» **Data entries**

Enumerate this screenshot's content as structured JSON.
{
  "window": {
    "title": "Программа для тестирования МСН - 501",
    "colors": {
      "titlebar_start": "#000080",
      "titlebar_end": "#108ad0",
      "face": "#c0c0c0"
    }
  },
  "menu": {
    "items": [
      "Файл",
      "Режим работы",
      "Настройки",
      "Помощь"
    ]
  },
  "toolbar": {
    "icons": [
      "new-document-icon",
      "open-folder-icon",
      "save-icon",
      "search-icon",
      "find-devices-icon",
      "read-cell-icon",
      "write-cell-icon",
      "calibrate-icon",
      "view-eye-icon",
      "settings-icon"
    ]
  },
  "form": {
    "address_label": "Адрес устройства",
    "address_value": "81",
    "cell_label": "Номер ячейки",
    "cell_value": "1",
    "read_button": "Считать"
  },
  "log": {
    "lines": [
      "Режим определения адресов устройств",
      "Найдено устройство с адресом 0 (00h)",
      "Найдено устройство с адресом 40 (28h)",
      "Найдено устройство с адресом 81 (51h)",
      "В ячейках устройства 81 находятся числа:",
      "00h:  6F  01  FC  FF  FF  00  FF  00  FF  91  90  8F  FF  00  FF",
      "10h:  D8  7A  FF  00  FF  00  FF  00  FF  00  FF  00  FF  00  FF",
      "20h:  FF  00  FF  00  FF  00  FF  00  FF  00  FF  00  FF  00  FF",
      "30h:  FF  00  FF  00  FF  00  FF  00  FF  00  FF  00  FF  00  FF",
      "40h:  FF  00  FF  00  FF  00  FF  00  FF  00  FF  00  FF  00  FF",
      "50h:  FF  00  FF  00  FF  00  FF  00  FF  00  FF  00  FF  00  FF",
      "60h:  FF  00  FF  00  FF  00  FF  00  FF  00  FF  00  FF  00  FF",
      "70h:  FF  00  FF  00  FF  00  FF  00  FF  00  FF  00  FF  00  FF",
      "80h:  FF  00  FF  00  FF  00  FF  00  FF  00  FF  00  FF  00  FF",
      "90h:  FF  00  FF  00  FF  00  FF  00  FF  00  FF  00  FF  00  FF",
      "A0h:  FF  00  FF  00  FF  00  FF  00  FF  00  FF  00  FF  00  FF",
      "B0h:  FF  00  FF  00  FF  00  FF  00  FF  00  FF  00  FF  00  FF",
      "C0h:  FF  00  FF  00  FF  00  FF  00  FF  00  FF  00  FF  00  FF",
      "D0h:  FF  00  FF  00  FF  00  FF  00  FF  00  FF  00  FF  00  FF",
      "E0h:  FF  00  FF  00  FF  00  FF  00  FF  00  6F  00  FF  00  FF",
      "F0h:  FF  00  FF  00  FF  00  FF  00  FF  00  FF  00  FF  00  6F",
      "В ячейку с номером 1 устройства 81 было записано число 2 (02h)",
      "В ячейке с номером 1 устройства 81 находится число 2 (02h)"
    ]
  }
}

» **What the exercise asks**
In the listing above, locate each line with "число" and copy it.

» **Complete response**
      "В ячейку с номером 1 устройства 81 было записано число 2 (02h)",
      "В ячейке с номером 1 устройства 81 находится число 2 (02h)"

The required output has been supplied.